DIRECTIVE:
Your task is to repeat the entries underneath exactly, minus the pictures.

________________________________________

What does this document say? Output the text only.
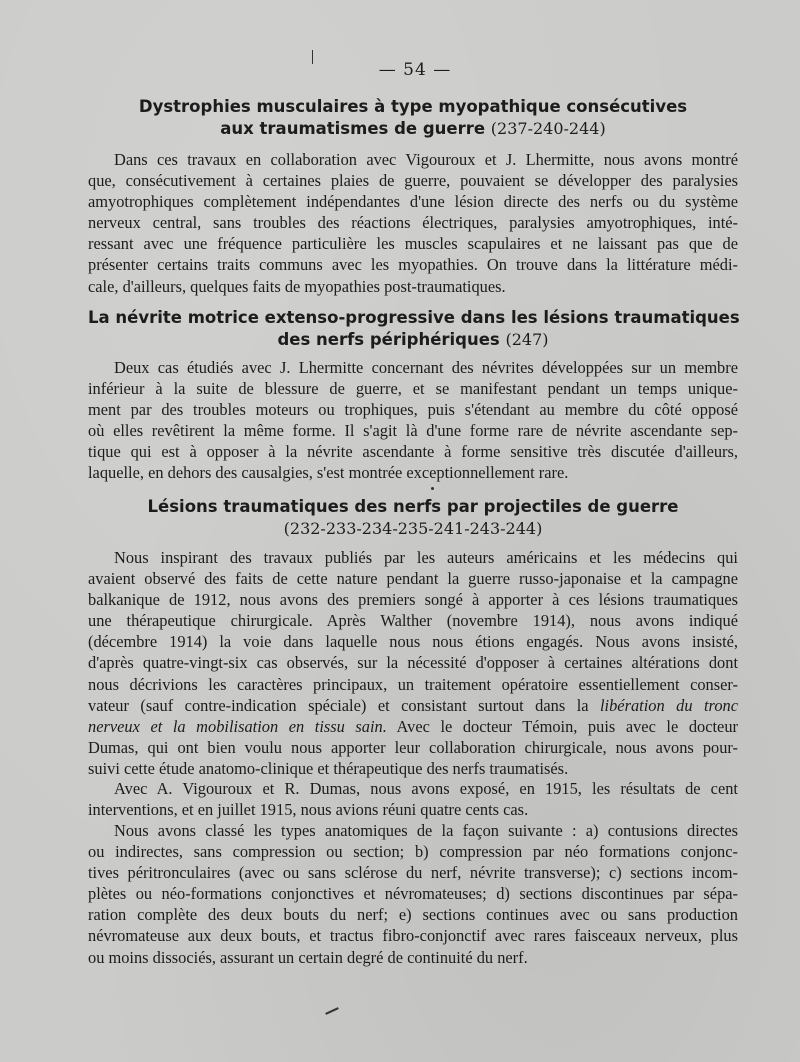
— 54 —
Dystrophies musculaires à type myopathique consécutives
aux traumatismes de guerre (237-240-244)
Dans ces travaux en collaboration avec Vigouroux et J. Lhermitte, nous avons montré
que, consécutivement à certaines plaies de guerre, pouvaient se développer des paralysies
amyotrophiques complètement indépendantes d'une lésion directe des nerfs ou du système
nerveux central, sans troubles des réactions électriques, paralysies amyotrophiques, inté-
ressant avec une fréquence particulière les muscles scapulaires et ne laissant pas que de
présenter certains traits communs avec les myopathies. On trouve dans la littérature médi-
cale, d'ailleurs, quelques faits de myopathies post-traumatiques.
La névrite motrice extenso-progressive dans les lésions traumatiques
des nerfs périphériques (247)
Deux cas étudiés avec J. Lhermitte concernant des névrites développées sur un membre
inférieur à la suite de blessure de guerre, et se manifestant pendant un temps unique-
ment par des troubles moteurs ou trophiques, puis s'étendant au membre du côté opposé
où elles revêtirent la même forme. Il s'agit là d'une forme rare de névrite ascendante sep-
tique qui est à opposer à la névrite ascendante à forme sensitive très discutée d'ailleurs,
laquelle, en dehors des causalgies, s'est montrée exceptionnellement rare.
Lésions traumatiques des nerfs par projectiles de guerre
(232-233-234-235-241-243-244)
Nous inspirant des travaux publiés par les auteurs américains et les médecins qui
avaient observé des faits de cette nature pendant la guerre russo-japonaise et la campagne
balkanique de 1912, nous avons des premiers songé à apporter à ces lésions traumatiques
une thérapeutique chirurgicale. Après Walther (novembre 1914), nous avons indiqué
(décembre 1914) la voie dans laquelle nous nous étions engagés. Nous avons insisté,
d'après quatre-vingt-six cas observés, sur la nécessité d'opposer à certaines altérations dont
nous décrivions les caractères principaux, un traitement opératoire essentiellement conser-
vateur (sauf contre-indication spéciale) et consistant surtout dans la libération du tronc
nerveux et la mobilisation en tissu sain. Avec le docteur Témoin, puis avec le docteur
Dumas, qui ont bien voulu nous apporter leur collaboration chirurgicale, nous avons pour-
suivi cette étude anatomo-clinique et thérapeutique des nerfs traumatisés.
Avec A. Vigouroux et R. Dumas, nous avons exposé, en 1915, les résultats de cent
interventions, et en juillet 1915, nous avions réuni quatre cents cas.
Nous avons classé les types anatomiques de la façon suivante : a) contusions directes
ou indirectes, sans compression ou section; b) compression par néo formations conjonc-
tives péritronculaires (avec ou sans sclérose du nerf, névrite transverse); c) sections incom-
plètes ou néo-formations conjonctives et névromateuses; d) sections discontinues par sépa-
ration complète des deux bouts du nerf; e) sections continues avec ou sans production
névromateuse aux deux bouts, et tractus fibro-conjonctif avec rares faisceaux nerveux, plus
ou moins dissociés, assurant un certain degré de continuité du nerf.
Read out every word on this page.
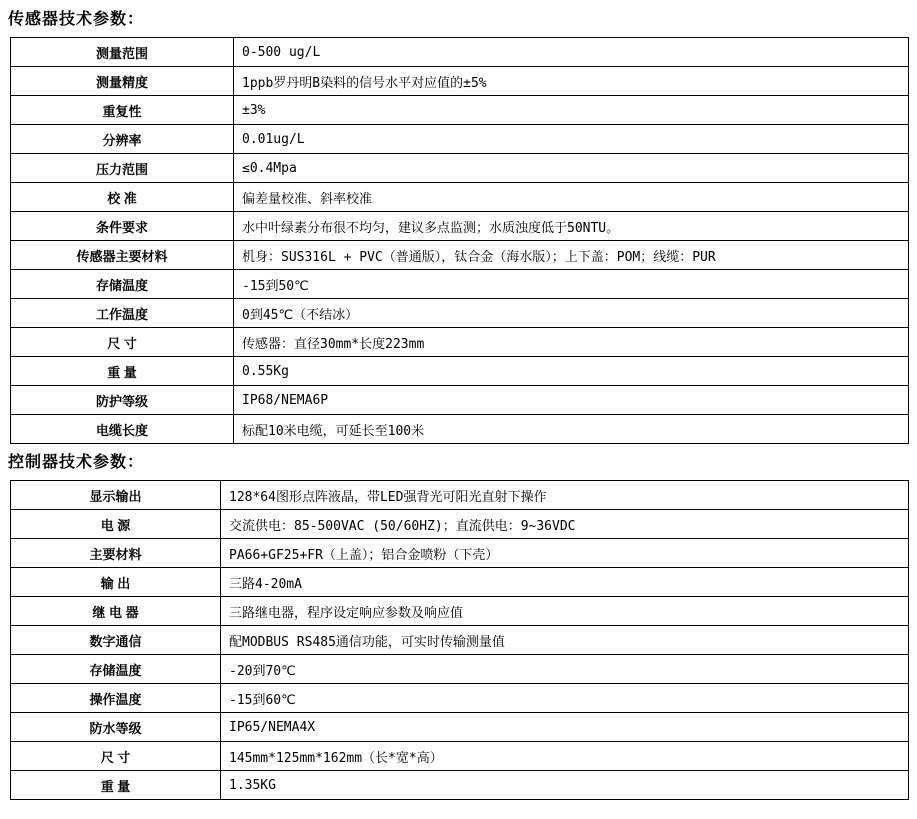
传感器技术参数：
测量范围	0-500 ug/L
测量精度	1ppb罗丹明B染料的信号水平对应值的±5%
重复性	±3%
分辨率	0.01ug/L
压力范围	≤0.4Mpa
校 准	偏差量校准、斜率校准
条件要求	水中叶绿素分布很不均匀，建议多点监测；水质浊度低于50NTU。
传感器主要材料	机身：SUS316L + PVC（普通版），钛合金（海水版）；上下盖：POM；线缆：PUR
存储温度	-15到50℃
工作温度	0到45℃（不结冰）
尺 寸	传感器：直径30mm*长度223mm
重 量	0.55Kg
防护等级	IP68/NEMA6P
电缆长度	标配10米电缆，可延长至100米
控制器技术参数：
显示输出	128*64图形点阵液晶，带LED强背光可阳光直射下操作
电 源	交流供电：85-500VAC (50/60HZ)；直流供电：9~36VDC
主要材料	PA66+GF25+FR（上盖）；铝合金喷粉（下壳）
输 出	三路4-20mA
继 电 器	三路继电器，程序设定响应参数及响应值
数字通信	配MODBUS RS485通信功能，可实时传输测量值
存储温度	-20到70℃
操作温度	-15到60℃
防水等级	IP65/NEMA4X
尺 寸	145mm*125mm*162mm（长*宽*高）
重 量	1.35KG
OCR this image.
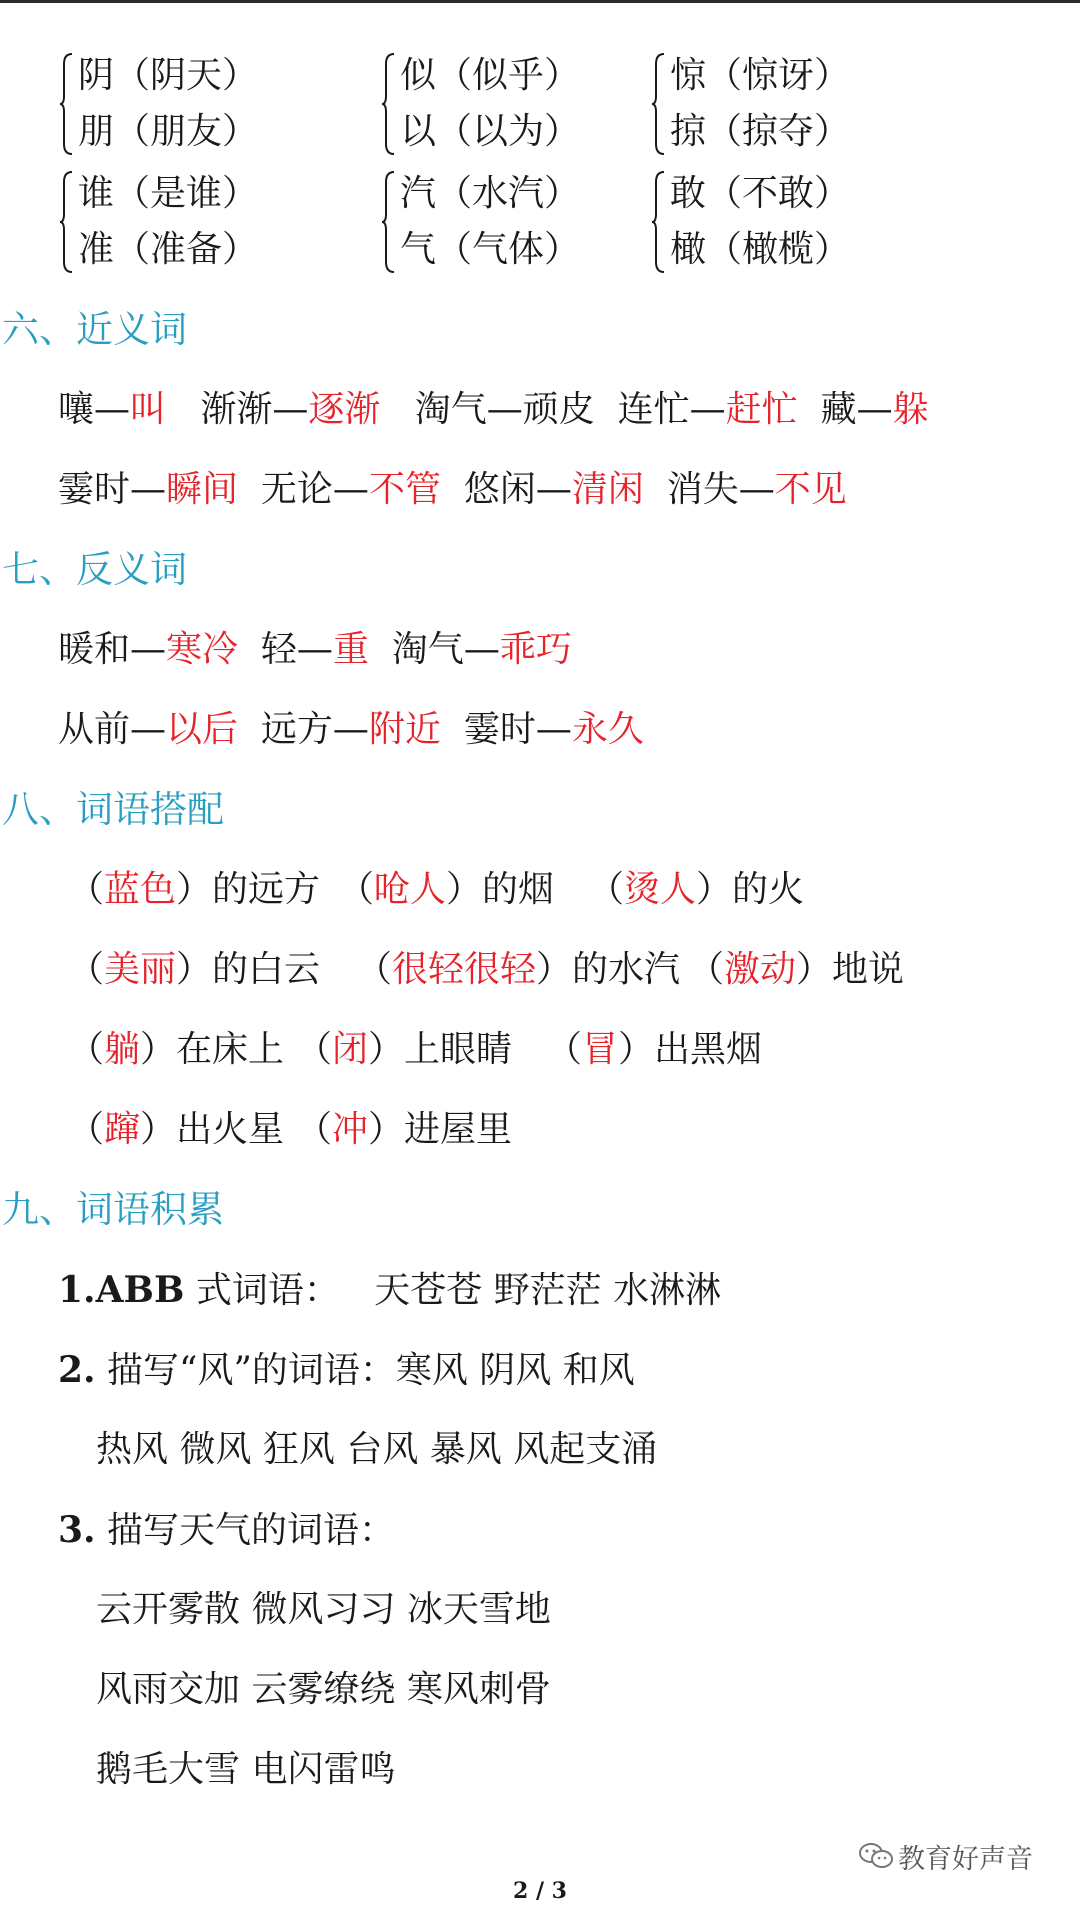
阴（阴天）
朋（朋友）
似（似乎）
以（以为）
惊（惊讶）
掠（掠夺）
谁（是谁）
准（准备）
汽（水汽）
气（气体）
敢（不敢）
橄（橄榄）
六、近义词
嚷—叫 渐渐—逐渐 淘气—顽皮 连忙—赶忙 藏—躲
霎时—瞬间 无论—不管 悠闲—清闲 消失—不见
七、反义词
暖和—寒冷 轻—重 淘气—乖巧
从前—以后 远方—附近 霎时—永久
八、词语搭配
（蓝色）的远方 （呛人）的烟 （烫人）的火
（美丽）的白云 （很轻很轻）的水汽 （激动）地说
（躺）在床上 （闭）上眼睛 （冒）出黑烟
（蹿）出火星 （冲）进屋里
九、词语积累
1.ABB 式词语： 天苍苍 野茫茫 水淋淋
2. 描写“风”的词语：寒风 阴风 和风
热风 微风 狂风 台风 暴风 风起支涌
3. 描写天气的词语：
云开雾散 微风习习 冰天雪地
风雨交加 云雾缭绕 寒风刺骨
鹅毛大雪 电闪雷鸣
教育好声音
2 / 3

________________________________________

PROBLEM SOLUTION:
What does this document say? Output the text only.
— 54 —
Dystrophies musculaires à type myopathique consécutives
aux traumatismes de guerre (237-240-244)
Dans ces travaux en collaboration avec Vigouroux et J. Lhermitte, nous avons montré
que, consécutivement à certaines plaies de guerre, pouvaient se développer des paralysies
amyotrophiques complètement indépendantes d'une lésion directe des nerfs ou du système
nerveux central, sans troubles des réactions électriques, paralysies amyotrophiques, inté-
ressant avec une fréquence particulière les muscles scapulaires et ne laissant pas que de
présenter certains traits communs avec les myopathies. On trouve dans la littérature médi-
cale, d'ailleurs, quelques faits de myopathies post-traumatiques.
La névrite motrice extenso-progressive dans les lésions traumatiques
des nerfs périphériques (247)
Deux cas étudiés avec J. Lhermitte concernant des névrites développées sur un membre
inférieur à la suite de blessure de guerre, et se manifestant pendant un temps unique-
ment par des troubles moteurs ou trophiques, puis s'étendant au membre du côté opposé
où elles revêtirent la même forme. Il s'agit là d'une forme rare de névrite ascendante sep-
tique qui est à opposer à la névrite ascendante à forme sensitive très discutée d'ailleurs,
laquelle, en dehors des causalgies, s'est montrée exceptionnellement rare.
Lésions traumatiques des nerfs par projectiles de guerre
(232-233-234-235-241-243-244)
Nous inspirant des travaux publiés par les auteurs américains et les médecins qui
avaient observé des faits de cette nature pendant la guerre russo-japonaise et la campagne
balkanique de 1912, nous avons des premiers songé à apporter à ces lésions traumatiques
une thérapeutique chirurgicale. Après Walther (novembre 1914), nous avons indiqué
(décembre 1914) la voie dans laquelle nous nous étions engagés. Nous avons insisté,
d'après quatre-vingt-six cas observés, sur la nécessité d'opposer à certaines altérations dont
nous décrivions les caractères principaux, un traitement opératoire essentiellement conser-
vateur (sauf contre-indication spéciale) et consistant surtout dans la libération du tronc
nerveux et la mobilisation en tissu sain. Avec le docteur Témoin, puis avec le docteur
Dumas, qui ont bien voulu nous apporter leur collaboration chirurgicale, nous avons pour-
suivi cette étude anatomo-clinique et thérapeutique des nerfs traumatisés.
Avec A. Vigouroux et R. Dumas, nous avons exposé, en 1915, les résultats de cent
interventions, et en juillet 1915, nous avions réuni quatre cents cas.
Nous avons classé les types anatomiques de la façon suivante : a) contusions directes
ou indirectes, sans compression ou section; b) compression par néo formations conjonc-
tives péritronculaires (avec ou sans sclérose du nerf, névrite transverse); c) sections incom-
plètes ou néo-formations conjonctives et névromateuses; d) sections discontinues par sépa-
ration complète des deux bouts du nerf; e) sections continues avec ou sans production
névromateuse aux deux bouts, et tractus fibro-conjonctif avec rares faisceaux nerveux, plus
ou moins dissociés, assurant un certain degré de continuité du nerf.
Read out every word on this page.
传感器技术参数：
测量范围	0-500 ug/L
测量精度	1ppb罗丹明B染料的信号水平对应值的±5%
重复性	±3%
分辨率	0.01ug/L
压力范围	≤0.4Mpa
校 准	偏差量校准、斜率校准
条件要求	水中叶绿素分布很不均匀，建议多点监测；水质浊度低于50NTU。
传感器主要材料	机身：SUS316L + PVC（普通版），钛合金（海水版）；上下盖：POM；线缆：PUR
存储温度	-15到50℃
工作温度	0到45℃（不结冰）
尺 寸	传感器：直径30mm*长度223mm
重 量	0.55Kg
防护等级	IP68/NEMA6P
电缆长度	标配10米电缆，可延长至100米
控制器技术参数：
显示输出	128*64图形点阵液晶，带LED强背光可阳光直射下操作
电 源	交流供电：85-500VAC (50/60HZ)；直流供电：9~36VDC
主要材料	PA66+GF25+FR（上盖）；铝合金喷粉（下壳）
输 出	三路4-20mA
继 电 器	三路继电器，程序设定响应参数及响应值
数字通信	配MODBUS RS485通信功能，可实时传输测量值
存储温度	-20到70℃
操作温度	-15到60℃
防水等级	IP65/NEMA4X
尺 寸	145mm*125mm*162mm（长*宽*高）
重 量	1.35KG
OCR this image.
阴（阴天）
朋（朋友）
似（似乎）
以（以为）
惊（惊讶）
掠（掠夺）
谁（是谁）
准（准备）
汽（水汽）
气（气体）
敢（不敢）
橄（橄榄）
六、近义词
嚷—叫 渐渐—逐渐 淘气—顽皮 连忙—赶忙 藏—躲
霎时—瞬间 无论—不管 悠闲—清闲 消失—不见
七、反义词
暖和—寒冷 轻—重 淘气—乖巧
从前—以后 远方—附近 霎时—永久
八、词语搭配
（蓝色）的远方 （呛人）的烟 （烫人）的火
（美丽）的白云 （很轻很轻）的水汽 （激动）地说
（躺）在床上 （闭）上眼睛 （冒）出黑烟
（蹿）出火星 （冲）进屋里
九、词语积累
1.ABB 式词语： 天苍苍 野茫茫 水淋淋
2. 描写“风”的词语：寒风 阴风 和风
热风 微风 狂风 台风 暴风 风起支涌
3. 描写天气的词语：
云开雾散 微风习习 冰天雪地
风雨交加 云雾缭绕 寒风刺骨
鹅毛大雪 电闪雷鸣
教育好声音
2 / 3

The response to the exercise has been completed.